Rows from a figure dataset
==========

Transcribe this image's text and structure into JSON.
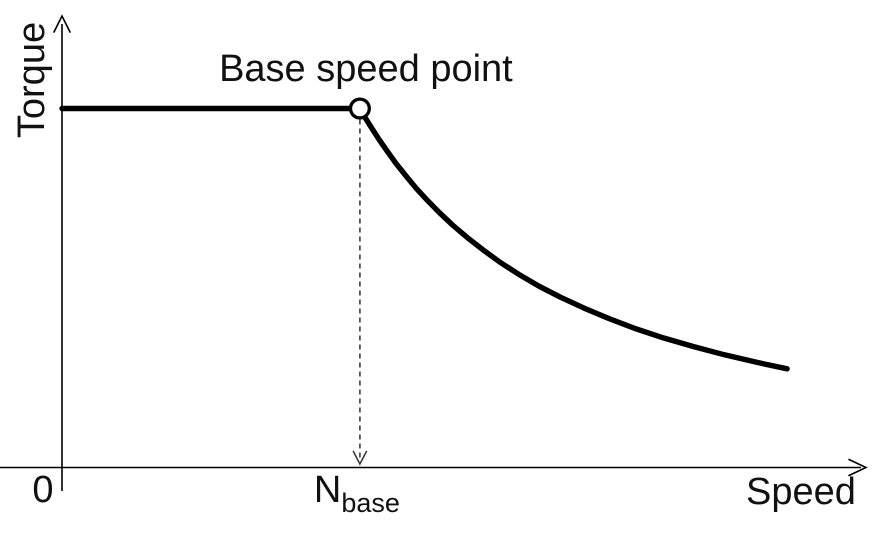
{
  "chart_data": {
    "type": "line",
    "title": "",
    "xlabel": "Speed",
    "ylabel": "Torque",
    "origin_label": "0",
    "axes": {
      "x_range_norm": [
        0,
        1.0
      ],
      "y_range_norm": [
        0,
        1.26
      ],
      "grid": false,
      "arrowheads": "open",
      "x_axis_extends_left_of_origin": true
    },
    "annotations": {
      "base_speed_point": {
        "label": "Base speed point",
        "x": 0.371,
        "y": 1.0,
        "marker": "open-circle",
        "dropline": "dashed-arrow-down-to-x-axis"
      },
      "x_tick_nbase": {
        "text_main": "N",
        "text_sub": "base",
        "x": 0.371
      }
    },
    "series": [
      {
        "name": "constant-torque-region",
        "points": [
          [
            0,
            1.0
          ],
          [
            0.371,
            1.0
          ]
        ]
      },
      {
        "name": "field-weakening-region",
        "points": [
          [
            0.371,
            1.0
          ],
          [
            0.378,
            0.973
          ],
          [
            0.386,
            0.944
          ],
          [
            0.395,
            0.913
          ],
          [
            0.405,
            0.881
          ],
          [
            0.416,
            0.847
          ],
          [
            0.428,
            0.813
          ],
          [
            0.441,
            0.778
          ],
          [
            0.455,
            0.744
          ],
          [
            0.47,
            0.71
          ],
          [
            0.487,
            0.674
          ],
          [
            0.505,
            0.64
          ],
          [
            0.525,
            0.605
          ],
          [
            0.546,
            0.571
          ],
          [
            0.569,
            0.538
          ],
          [
            0.594,
            0.505
          ],
          [
            0.621,
            0.474
          ],
          [
            0.65,
            0.444
          ],
          [
            0.681,
            0.415
          ],
          [
            0.714,
            0.387
          ],
          [
            0.749,
            0.361
          ],
          [
            0.786,
            0.337
          ],
          [
            0.825,
            0.314
          ],
          [
            0.865,
            0.293
          ],
          [
            0.903,
            0.275
          ]
        ]
      }
    ]
  },
  "colors": {
    "line": "#000000",
    "text": "#111111",
    "dashed_line": "#3d3d3d",
    "marker_fill": "#ffffff",
    "background": "#ffffff"
  }
}
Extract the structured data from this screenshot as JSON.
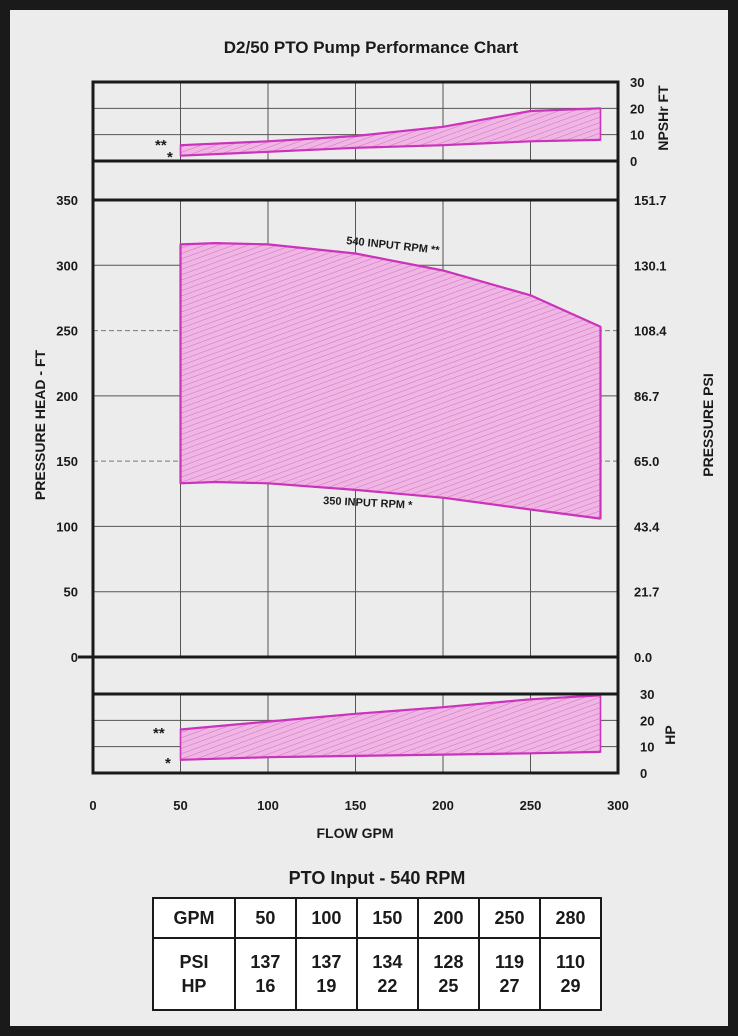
{
  "chart_data": [
    {
      "type": "area",
      "title": "D2/50 PTO Pump Performance Chart",
      "panel": "npsh",
      "ylabel_right": "NPSHr FT",
      "ylim": [
        0,
        30
      ],
      "yticks_right": [
        "30",
        "20",
        "10",
        "0"
      ],
      "xlim": [
        0,
        300
      ],
      "series": [
        {
          "marker": "**",
          "x": [
            50,
            100,
            150,
            200,
            250,
            290
          ],
          "y": [
            6,
            7.5,
            9.5,
            13,
            19,
            20
          ]
        },
        {
          "marker": "*",
          "x": [
            50,
            100,
            150,
            200,
            250,
            290
          ],
          "y": [
            2,
            3.5,
            5,
            6,
            7.5,
            8
          ]
        }
      ],
      "grid": true
    },
    {
      "type": "area",
      "panel": "pressure",
      "ylabel": "PRESSURE HEAD - FT",
      "ylabel_right": "PRESSURE PSI",
      "ylim": [
        0,
        350
      ],
      "yticks_left": [
        "350",
        "300",
        "250",
        "200",
        "150",
        "100",
        "50",
        "0"
      ],
      "yticks_right": [
        "151.7",
        "130.1",
        "108.4",
        "86.7",
        "65.0",
        "43.4",
        "21.7",
        "0.0"
      ],
      "xlim": [
        0,
        300
      ],
      "series": [
        {
          "name": "540 INPUT RPM **",
          "x": [
            50,
            70,
            100,
            150,
            200,
            250,
            290
          ],
          "y": [
            316,
            317,
            316,
            309,
            296,
            277,
            253
          ]
        },
        {
          "name": "350 INPUT RPM *",
          "x": [
            50,
            70,
            100,
            150,
            200,
            250,
            290
          ],
          "y": [
            133,
            134,
            133,
            128,
            122,
            113,
            106
          ]
        }
      ],
      "grid": true
    },
    {
      "type": "area",
      "panel": "hp",
      "ylabel_right": "HP",
      "ylim": [
        0,
        30
      ],
      "yticks_right": [
        "30",
        "20",
        "10",
        "0"
      ],
      "xlim": [
        0,
        300
      ],
      "xlabel": "FLOW GPM",
      "xticks": [
        "0",
        "50",
        "100",
        "150",
        "200",
        "250",
        "300"
      ],
      "series": [
        {
          "marker": "**",
          "x": [
            50,
            100,
            150,
            200,
            250,
            290
          ],
          "y": [
            16.5,
            19.5,
            22.5,
            25,
            28,
            29.5
          ]
        },
        {
          "marker": "*",
          "x": [
            50,
            100,
            150,
            200,
            250,
            290
          ],
          "y": [
            5,
            6,
            6.5,
            7,
            7.5,
            8
          ]
        }
      ],
      "grid": true
    },
    {
      "type": "table",
      "title": "PTO Input - 540 RPM",
      "row_headers": [
        "GPM",
        "PSI",
        "HP"
      ],
      "gpm": [
        "50",
        "100",
        "150",
        "200",
        "250",
        "280"
      ],
      "psi": [
        "137",
        "137",
        "134",
        "128",
        "119",
        "110"
      ],
      "hp": [
        "16",
        "19",
        "22",
        "25",
        "27",
        "29"
      ]
    }
  ],
  "colors": {
    "fill": "#e9a6dc",
    "curve": "#cc33bb",
    "frame": "#1a1a1a",
    "background": "#ececec"
  }
}
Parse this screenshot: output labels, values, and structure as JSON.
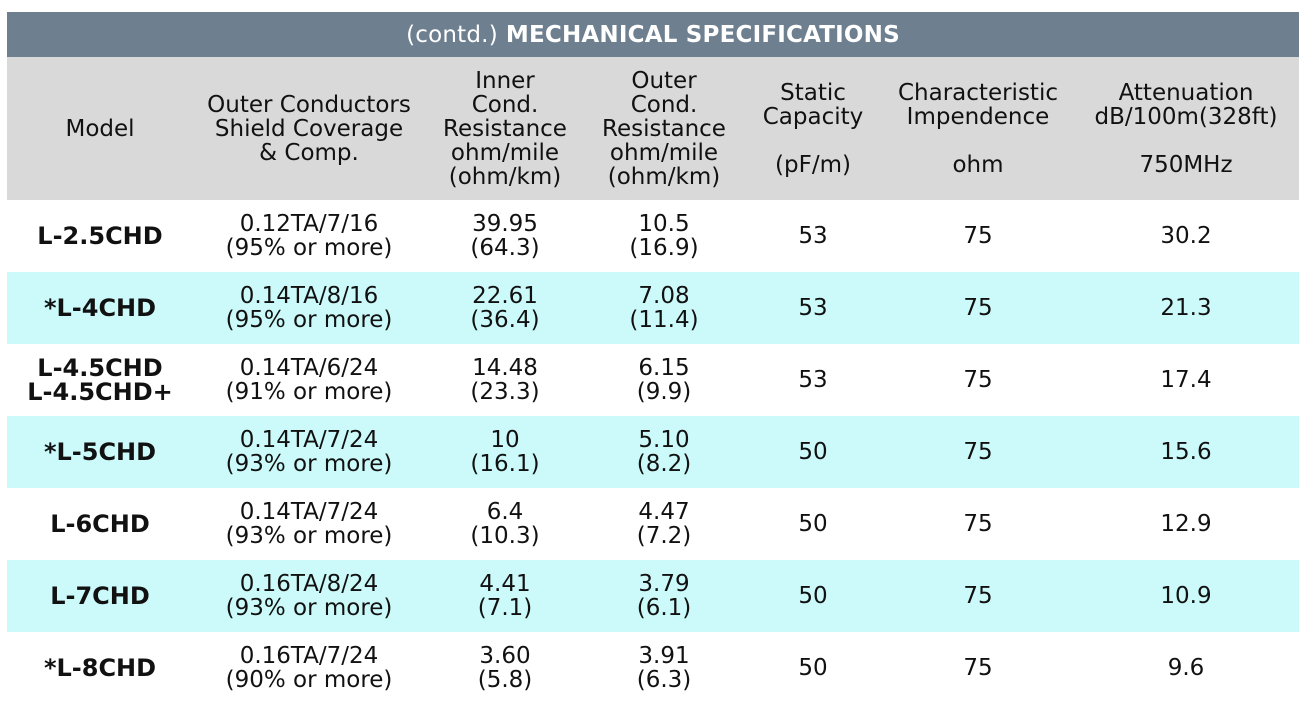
{
  "title": {
    "prefix": "(contd.)",
    "main": "MECHANICAL SPECIFICATIONS"
  },
  "columns": [
    {
      "label": "Model",
      "unit": ""
    },
    {
      "label": "Outer Conductors\nShield Coverage\n& Comp.",
      "unit": ""
    },
    {
      "label": "Inner\nCond.\nResistance\nohm/mile\n(ohm/km)",
      "unit": ""
    },
    {
      "label": "Outer\nCond.\nResistance\nohm/mile\n(ohm/km)",
      "unit": ""
    },
    {
      "label": "Static\nCapacity",
      "unit": "(pF/m)"
    },
    {
      "label": "Characteristic\nImpendence",
      "unit": "ohm"
    },
    {
      "label": "Attenuation\ndB/100m(328ft)",
      "unit": "750MHz"
    }
  ],
  "rows": [
    {
      "model": "L-2.5CHD",
      "shield": "0.12TA/7/16\n(95% or more)",
      "inner": "39.95\n(64.3)",
      "outer": "10.5\n(16.9)",
      "capacity": "53",
      "impedance": "75",
      "attenuation": "30.2"
    },
    {
      "model": "*L-4CHD",
      "shield": "0.14TA/8/16\n(95% or more)",
      "inner": "22.61\n(36.4)",
      "outer": "7.08\n(11.4)",
      "capacity": "53",
      "impedance": "75",
      "attenuation": "21.3"
    },
    {
      "model": "L-4.5CHD\nL-4.5CHD+",
      "shield": "0.14TA/6/24\n(91% or more)",
      "inner": "14.48\n(23.3)",
      "outer": "6.15\n(9.9)",
      "capacity": "53",
      "impedance": "75",
      "attenuation": "17.4"
    },
    {
      "model": "*L-5CHD",
      "shield": "0.14TA/7/24\n(93% or more)",
      "inner": "10\n(16.1)",
      "outer": "5.10\n(8.2)",
      "capacity": "50",
      "impedance": "75",
      "attenuation": "15.6"
    },
    {
      "model": "L-6CHD",
      "shield": "0.14TA/7/24\n(93% or more)",
      "inner": "6.4\n(10.3)",
      "outer": "4.47\n(7.2)",
      "capacity": "50",
      "impedance": "75",
      "attenuation": "12.9"
    },
    {
      "model": "L-7CHD",
      "shield": "0.16TA/8/24\n(93% or more)",
      "inner": "4.41\n(7.1)",
      "outer": "3.79\n(6.1)",
      "capacity": "50",
      "impedance": "75",
      "attenuation": "10.9"
    },
    {
      "model": "*L-8CHD",
      "shield": "0.16TA/7/24\n(90% or more)",
      "inner": "3.60\n(5.8)",
      "outer": "3.91\n(6.3)",
      "capacity": "50",
      "impedance": "75",
      "attenuation": "9.6"
    }
  ],
  "colors": {
    "title_bg": "#6e7f90",
    "header_bg": "#d9d9d9",
    "alt_row_bg": "#ccfafa",
    "row_bg": "#ffffff"
  }
}
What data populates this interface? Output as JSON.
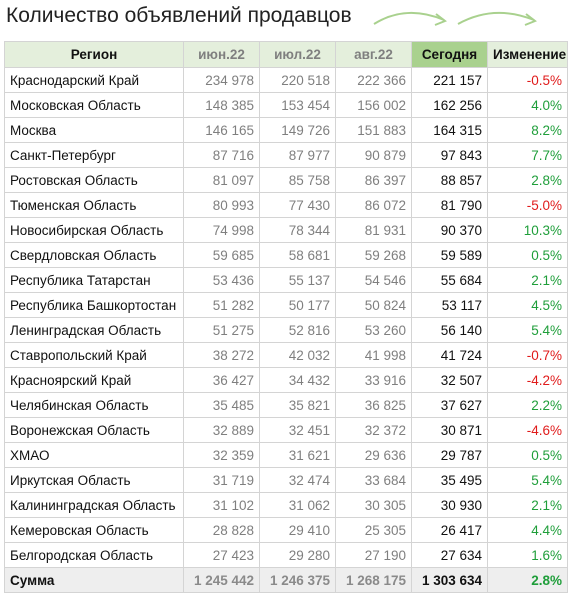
{
  "title": "Количество объявлений продавцов",
  "colors": {
    "header_bg": "#e4efdc",
    "today_header_bg": "#a9d18e",
    "positive": "#1f9e3a",
    "negative": "#e01b1b",
    "arrow": "#a9d18e"
  },
  "decorations": [
    "arrow-icon",
    "arrow-icon"
  ],
  "chart_data": {
    "type": "table",
    "columns": [
      "Регион",
      "июн.22",
      "июл.22",
      "авг.22",
      "Сегодня",
      "Изменение"
    ],
    "rows": [
      [
        "Краснодарский Край",
        "234 978",
        "220 518",
        "222 366",
        "221 157",
        "-0.5%"
      ],
      [
        "Московская Область",
        "148 385",
        "153 454",
        "156 002",
        "162 256",
        "4.0%"
      ],
      [
        "Москва",
        "146 165",
        "149 726",
        "151 883",
        "164 315",
        "8.2%"
      ],
      [
        "Санкт-Петербург",
        "87 716",
        "87 977",
        "90 879",
        "97 843",
        "7.7%"
      ],
      [
        "Ростовская Область",
        "81 097",
        "85 758",
        "86 397",
        "88 857",
        "2.8%"
      ],
      [
        "Тюменская Область",
        "80 993",
        "77 430",
        "86 072",
        "81 790",
        "-5.0%"
      ],
      [
        "Новосибирская Область",
        "74 998",
        "78 344",
        "81 931",
        "90 370",
        "10.3%"
      ],
      [
        "Свердловская Область",
        "59 685",
        "58 681",
        "59 268",
        "59 589",
        "0.5%"
      ],
      [
        "Республика Татарстан",
        "53 436",
        "55 137",
        "54 546",
        "55 684",
        "2.1%"
      ],
      [
        "Республика Башкортостан",
        "51 282",
        "50 177",
        "50 824",
        "53 117",
        "4.5%"
      ],
      [
        "Ленинградская Область",
        "51 275",
        "52 816",
        "53 260",
        "56 140",
        "5.4%"
      ],
      [
        "Ставропольский Край",
        "38 272",
        "42 032",
        "41 998",
        "41 724",
        "-0.7%"
      ],
      [
        "Красноярский Край",
        "36 427",
        "34 432",
        "33 916",
        "32 507",
        "-4.2%"
      ],
      [
        "Челябинская Область",
        "35 485",
        "35 821",
        "36 825",
        "37 627",
        "2.2%"
      ],
      [
        "Воронежская Область",
        "32 889",
        "32 451",
        "32 372",
        "30 871",
        "-4.6%"
      ],
      [
        "ХМАО",
        "32 359",
        "31 621",
        "29 636",
        "29 787",
        "0.5%"
      ],
      [
        "Иркутская Область",
        "31 719",
        "32 474",
        "33 684",
        "35 495",
        "5.4%"
      ],
      [
        "Калининградская Область",
        "31 102",
        "31 062",
        "30 305",
        "30 930",
        "2.1%"
      ],
      [
        "Кемеровская Область",
        "28 828",
        "29 410",
        "25 305",
        "26 417",
        "4.4%"
      ],
      [
        "Белгородская Область",
        "27 423",
        "29 280",
        "27 190",
        "27 634",
        "1.6%"
      ]
    ],
    "total": [
      "Сумма",
      "1 245 442",
      "1 246 375",
      "1 268 175",
      "1 303 634",
      "2.8%"
    ]
  }
}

==========

Exercise aim
Search the records for the word "JSON" and copy every line where it occurs.

Solution for this task
Transcribe this image's text and structure into JSON.
Extract the structured data from this screenshot as JSON.
Parse this screenshot: output labels, values, and structure as JSON.
What data populates this interface? Output as JSON.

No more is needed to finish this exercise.